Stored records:
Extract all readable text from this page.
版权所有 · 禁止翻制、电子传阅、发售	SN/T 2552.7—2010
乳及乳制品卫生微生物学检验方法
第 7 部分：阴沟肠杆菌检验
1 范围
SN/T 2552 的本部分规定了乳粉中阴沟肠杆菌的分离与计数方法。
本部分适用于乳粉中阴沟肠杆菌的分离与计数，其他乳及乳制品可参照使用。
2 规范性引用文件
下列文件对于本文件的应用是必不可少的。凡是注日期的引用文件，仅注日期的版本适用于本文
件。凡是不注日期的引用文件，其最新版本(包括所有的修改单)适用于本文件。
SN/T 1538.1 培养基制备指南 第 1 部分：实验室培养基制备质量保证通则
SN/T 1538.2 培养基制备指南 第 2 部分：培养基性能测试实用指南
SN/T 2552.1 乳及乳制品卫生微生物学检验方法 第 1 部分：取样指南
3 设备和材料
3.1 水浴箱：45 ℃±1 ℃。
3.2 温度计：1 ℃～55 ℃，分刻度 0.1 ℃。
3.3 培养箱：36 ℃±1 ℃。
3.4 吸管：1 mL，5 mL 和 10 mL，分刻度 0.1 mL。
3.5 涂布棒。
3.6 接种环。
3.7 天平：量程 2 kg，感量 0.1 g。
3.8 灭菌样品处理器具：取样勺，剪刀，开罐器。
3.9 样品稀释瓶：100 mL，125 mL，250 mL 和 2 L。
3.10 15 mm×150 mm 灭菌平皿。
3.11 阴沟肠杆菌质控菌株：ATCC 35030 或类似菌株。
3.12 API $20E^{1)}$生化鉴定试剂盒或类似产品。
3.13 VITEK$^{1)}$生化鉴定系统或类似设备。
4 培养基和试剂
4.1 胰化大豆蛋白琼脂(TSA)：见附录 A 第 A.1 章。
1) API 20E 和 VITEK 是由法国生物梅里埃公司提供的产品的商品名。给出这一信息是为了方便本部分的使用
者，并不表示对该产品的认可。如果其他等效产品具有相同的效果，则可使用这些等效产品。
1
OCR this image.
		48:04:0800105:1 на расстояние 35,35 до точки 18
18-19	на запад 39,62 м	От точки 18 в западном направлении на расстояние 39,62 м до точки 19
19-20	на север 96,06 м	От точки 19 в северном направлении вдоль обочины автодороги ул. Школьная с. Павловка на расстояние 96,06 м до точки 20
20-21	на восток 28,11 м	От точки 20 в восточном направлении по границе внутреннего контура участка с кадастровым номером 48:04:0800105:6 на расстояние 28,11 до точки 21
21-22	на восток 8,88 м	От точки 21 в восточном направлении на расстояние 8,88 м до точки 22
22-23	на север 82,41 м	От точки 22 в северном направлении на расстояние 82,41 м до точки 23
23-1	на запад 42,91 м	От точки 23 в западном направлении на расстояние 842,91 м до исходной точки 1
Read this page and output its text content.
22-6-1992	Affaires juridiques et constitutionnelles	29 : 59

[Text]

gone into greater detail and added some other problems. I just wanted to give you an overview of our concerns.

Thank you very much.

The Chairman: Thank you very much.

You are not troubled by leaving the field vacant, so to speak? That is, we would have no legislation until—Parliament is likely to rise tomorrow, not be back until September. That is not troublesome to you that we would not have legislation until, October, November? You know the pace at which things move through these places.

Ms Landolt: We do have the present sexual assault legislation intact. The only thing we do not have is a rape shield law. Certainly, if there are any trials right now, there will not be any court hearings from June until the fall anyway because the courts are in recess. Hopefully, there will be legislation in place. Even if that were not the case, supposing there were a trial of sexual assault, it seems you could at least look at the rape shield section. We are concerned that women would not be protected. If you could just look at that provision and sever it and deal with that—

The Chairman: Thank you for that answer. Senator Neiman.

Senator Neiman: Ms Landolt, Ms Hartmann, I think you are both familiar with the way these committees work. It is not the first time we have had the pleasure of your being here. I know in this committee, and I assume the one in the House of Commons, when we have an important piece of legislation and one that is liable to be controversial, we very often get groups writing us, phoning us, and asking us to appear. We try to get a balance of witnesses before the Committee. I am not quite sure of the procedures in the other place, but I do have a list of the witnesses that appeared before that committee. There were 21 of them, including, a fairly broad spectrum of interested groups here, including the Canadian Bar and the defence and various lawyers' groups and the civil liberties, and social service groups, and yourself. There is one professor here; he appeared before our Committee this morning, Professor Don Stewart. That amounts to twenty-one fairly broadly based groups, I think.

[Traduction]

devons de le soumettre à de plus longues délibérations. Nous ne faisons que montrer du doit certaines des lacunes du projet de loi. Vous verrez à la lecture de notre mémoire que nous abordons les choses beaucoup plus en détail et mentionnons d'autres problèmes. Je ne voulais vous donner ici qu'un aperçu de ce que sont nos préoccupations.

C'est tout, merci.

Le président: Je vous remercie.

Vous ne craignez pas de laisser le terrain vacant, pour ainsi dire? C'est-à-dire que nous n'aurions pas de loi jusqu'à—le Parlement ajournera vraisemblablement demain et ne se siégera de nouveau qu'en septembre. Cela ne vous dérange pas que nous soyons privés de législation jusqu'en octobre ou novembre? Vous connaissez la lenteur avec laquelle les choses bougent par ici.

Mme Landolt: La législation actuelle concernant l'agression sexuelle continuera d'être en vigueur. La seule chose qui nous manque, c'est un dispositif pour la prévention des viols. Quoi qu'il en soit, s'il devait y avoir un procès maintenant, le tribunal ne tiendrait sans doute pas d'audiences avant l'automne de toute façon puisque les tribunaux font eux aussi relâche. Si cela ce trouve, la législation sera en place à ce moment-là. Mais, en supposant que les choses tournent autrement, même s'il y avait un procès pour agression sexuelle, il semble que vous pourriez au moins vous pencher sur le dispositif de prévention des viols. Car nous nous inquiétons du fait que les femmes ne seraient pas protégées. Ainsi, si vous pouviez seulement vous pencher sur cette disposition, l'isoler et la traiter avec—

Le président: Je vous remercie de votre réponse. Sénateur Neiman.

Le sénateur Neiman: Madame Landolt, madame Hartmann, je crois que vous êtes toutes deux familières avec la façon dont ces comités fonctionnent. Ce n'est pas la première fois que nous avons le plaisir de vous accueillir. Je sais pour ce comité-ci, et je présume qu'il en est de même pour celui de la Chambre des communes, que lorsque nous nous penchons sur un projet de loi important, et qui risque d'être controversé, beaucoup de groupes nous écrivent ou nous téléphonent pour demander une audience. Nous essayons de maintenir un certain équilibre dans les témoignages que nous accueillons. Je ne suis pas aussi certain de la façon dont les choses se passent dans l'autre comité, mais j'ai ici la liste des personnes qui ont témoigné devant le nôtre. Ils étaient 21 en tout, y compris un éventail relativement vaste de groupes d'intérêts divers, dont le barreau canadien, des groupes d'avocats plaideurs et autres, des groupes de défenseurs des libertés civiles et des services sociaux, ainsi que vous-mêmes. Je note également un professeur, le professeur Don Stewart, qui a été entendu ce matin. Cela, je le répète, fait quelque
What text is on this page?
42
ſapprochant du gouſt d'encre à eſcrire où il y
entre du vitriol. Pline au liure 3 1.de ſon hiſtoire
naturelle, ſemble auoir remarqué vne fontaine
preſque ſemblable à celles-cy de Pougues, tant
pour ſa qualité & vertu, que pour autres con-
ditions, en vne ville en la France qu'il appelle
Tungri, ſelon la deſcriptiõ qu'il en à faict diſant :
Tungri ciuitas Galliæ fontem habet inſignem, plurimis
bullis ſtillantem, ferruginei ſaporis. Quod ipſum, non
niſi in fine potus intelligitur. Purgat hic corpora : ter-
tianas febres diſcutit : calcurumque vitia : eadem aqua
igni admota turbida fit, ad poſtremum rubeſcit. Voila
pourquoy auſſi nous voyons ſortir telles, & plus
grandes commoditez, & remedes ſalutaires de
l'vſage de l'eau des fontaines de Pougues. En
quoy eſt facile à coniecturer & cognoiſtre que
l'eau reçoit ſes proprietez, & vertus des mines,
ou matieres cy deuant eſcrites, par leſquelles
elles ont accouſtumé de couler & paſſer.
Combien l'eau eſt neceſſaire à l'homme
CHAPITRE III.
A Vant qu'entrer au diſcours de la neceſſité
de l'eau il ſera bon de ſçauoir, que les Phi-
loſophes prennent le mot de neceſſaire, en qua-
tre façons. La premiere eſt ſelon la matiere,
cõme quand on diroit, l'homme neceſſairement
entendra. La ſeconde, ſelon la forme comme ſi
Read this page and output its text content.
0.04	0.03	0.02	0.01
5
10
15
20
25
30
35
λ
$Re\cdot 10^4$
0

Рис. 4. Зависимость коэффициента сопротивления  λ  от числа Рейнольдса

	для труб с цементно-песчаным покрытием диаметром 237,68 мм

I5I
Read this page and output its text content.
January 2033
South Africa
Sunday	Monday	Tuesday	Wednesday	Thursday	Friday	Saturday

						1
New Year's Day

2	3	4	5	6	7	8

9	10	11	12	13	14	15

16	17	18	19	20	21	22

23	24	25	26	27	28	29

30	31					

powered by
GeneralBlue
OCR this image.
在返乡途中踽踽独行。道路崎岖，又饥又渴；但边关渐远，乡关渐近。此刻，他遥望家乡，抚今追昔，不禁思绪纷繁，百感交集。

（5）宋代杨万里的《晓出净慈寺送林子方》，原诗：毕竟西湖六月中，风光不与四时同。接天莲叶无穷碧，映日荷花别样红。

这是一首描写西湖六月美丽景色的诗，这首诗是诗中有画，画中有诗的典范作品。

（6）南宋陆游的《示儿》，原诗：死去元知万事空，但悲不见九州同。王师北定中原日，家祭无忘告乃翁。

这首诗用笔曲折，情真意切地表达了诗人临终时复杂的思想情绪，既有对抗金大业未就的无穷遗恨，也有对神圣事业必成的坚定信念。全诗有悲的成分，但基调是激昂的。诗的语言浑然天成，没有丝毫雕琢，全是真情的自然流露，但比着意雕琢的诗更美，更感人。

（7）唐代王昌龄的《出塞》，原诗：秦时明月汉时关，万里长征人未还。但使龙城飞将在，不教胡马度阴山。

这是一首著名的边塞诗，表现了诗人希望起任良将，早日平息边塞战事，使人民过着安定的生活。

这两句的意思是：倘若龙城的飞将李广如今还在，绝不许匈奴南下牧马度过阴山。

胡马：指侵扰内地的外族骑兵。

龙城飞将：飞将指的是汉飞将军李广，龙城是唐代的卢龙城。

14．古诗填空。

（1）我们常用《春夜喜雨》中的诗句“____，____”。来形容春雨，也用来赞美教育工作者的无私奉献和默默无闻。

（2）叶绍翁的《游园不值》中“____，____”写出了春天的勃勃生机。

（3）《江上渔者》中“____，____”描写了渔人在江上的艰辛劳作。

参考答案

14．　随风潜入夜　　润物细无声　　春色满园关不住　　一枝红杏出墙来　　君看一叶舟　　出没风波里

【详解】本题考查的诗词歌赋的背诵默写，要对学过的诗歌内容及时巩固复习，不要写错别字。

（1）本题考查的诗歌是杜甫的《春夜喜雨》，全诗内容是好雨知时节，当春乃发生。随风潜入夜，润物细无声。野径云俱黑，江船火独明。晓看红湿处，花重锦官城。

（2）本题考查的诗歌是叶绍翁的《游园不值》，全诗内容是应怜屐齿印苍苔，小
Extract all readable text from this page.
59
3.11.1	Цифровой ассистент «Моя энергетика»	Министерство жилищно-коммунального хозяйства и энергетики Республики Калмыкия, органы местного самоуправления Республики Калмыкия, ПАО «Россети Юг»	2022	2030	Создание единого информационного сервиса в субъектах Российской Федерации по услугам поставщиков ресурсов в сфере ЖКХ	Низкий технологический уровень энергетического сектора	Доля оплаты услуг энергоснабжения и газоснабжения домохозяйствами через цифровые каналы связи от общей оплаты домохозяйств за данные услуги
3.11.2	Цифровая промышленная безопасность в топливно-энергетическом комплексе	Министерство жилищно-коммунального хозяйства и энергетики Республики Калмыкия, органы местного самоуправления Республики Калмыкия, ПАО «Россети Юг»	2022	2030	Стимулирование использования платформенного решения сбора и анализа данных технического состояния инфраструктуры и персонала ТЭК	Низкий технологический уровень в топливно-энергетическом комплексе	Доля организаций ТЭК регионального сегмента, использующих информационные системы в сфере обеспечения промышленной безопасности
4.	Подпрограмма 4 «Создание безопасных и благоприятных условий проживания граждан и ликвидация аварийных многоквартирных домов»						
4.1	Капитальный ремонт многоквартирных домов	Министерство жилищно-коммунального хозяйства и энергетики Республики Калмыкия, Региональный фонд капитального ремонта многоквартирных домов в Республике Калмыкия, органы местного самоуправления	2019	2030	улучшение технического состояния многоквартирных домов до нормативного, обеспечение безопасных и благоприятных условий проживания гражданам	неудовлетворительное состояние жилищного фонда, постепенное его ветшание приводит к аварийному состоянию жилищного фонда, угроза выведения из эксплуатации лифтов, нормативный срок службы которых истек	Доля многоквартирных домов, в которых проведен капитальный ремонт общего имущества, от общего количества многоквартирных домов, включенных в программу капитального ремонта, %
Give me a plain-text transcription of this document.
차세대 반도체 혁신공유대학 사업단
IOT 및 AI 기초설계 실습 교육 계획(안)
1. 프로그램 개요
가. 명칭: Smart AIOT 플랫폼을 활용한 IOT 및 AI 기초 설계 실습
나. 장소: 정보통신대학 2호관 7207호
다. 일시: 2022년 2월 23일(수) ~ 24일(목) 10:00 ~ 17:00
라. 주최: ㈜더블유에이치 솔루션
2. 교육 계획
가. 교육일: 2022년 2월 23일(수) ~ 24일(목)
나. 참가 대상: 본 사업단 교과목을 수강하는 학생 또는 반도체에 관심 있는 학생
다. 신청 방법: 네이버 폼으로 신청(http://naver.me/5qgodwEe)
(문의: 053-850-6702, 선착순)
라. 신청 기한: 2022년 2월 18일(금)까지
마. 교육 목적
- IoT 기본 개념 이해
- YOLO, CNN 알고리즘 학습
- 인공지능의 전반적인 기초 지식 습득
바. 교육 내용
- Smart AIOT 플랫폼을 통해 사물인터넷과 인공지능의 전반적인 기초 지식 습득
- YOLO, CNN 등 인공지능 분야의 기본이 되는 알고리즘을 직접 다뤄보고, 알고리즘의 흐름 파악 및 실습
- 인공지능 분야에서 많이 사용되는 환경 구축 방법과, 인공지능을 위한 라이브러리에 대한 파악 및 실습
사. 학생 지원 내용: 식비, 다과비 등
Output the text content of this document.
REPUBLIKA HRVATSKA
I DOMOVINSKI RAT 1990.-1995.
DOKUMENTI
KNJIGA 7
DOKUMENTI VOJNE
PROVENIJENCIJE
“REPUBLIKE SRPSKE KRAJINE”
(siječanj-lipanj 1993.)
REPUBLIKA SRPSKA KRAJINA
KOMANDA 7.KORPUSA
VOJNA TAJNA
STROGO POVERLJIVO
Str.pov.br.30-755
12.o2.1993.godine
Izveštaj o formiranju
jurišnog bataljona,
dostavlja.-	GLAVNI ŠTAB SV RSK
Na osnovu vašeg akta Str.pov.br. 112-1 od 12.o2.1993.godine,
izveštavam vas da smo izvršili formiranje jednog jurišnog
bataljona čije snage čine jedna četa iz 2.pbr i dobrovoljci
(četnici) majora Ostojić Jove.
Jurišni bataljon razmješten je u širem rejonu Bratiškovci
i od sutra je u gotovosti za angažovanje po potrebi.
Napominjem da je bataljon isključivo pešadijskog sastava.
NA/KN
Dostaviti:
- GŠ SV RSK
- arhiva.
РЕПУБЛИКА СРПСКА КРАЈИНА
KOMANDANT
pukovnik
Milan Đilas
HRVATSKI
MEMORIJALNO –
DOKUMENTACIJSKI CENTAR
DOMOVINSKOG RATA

### Instruction
Note how many lines of the material contain the string "REPUBLIKA". Then report that number by itself.

### Correct response
2